## Exercise
Pick out all lines with the word "caption" from the records that follow.

[Dataset items]
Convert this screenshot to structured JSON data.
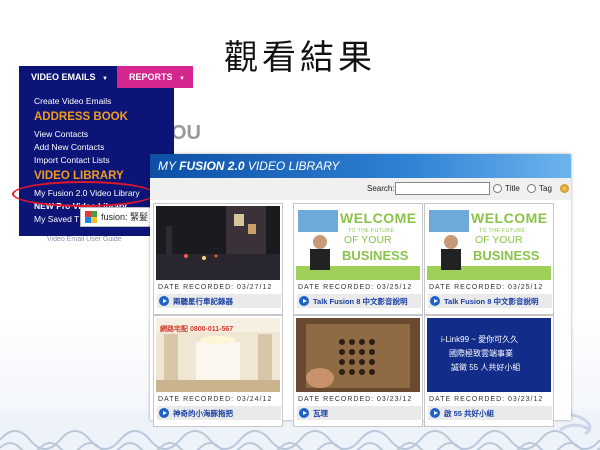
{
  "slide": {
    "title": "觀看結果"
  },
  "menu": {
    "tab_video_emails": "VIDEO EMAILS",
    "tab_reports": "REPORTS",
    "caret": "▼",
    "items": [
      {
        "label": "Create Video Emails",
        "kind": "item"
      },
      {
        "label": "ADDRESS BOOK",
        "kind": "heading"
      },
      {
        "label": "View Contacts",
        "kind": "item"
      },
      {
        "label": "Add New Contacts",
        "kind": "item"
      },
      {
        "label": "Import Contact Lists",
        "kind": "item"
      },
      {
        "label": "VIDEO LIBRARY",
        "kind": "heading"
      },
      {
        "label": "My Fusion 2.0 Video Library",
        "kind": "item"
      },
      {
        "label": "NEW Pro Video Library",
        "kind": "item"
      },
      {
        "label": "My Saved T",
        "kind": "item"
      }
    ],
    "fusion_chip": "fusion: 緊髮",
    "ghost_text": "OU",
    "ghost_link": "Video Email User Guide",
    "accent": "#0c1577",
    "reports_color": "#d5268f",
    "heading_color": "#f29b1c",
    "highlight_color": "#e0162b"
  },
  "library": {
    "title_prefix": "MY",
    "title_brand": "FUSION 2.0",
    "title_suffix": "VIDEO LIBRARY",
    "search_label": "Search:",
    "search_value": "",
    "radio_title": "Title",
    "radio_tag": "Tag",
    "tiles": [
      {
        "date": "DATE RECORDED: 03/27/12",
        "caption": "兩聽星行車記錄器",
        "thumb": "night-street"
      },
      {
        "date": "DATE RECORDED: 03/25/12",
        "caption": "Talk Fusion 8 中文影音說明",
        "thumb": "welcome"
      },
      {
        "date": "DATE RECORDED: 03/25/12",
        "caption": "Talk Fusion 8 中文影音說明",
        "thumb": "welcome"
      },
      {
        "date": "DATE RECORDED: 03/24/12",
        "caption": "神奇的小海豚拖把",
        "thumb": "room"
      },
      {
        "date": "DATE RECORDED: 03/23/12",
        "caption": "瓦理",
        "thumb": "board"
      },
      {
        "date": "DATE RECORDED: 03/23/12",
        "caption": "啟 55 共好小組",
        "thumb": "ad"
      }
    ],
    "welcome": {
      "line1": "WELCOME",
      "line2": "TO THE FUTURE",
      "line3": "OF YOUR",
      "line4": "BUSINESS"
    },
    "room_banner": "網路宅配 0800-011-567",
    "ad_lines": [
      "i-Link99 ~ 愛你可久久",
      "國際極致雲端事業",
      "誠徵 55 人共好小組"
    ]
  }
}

## Result
        "caption": "兩聽星行車記錄器",
        "caption": "Talk Fusion 8 中文影音說明",
        "caption": "Talk Fusion 8 中文影音說明",
        "caption": "神奇的小海豚拖把",
        "caption": "瓦理",
        "caption": "啟 55 共好小組",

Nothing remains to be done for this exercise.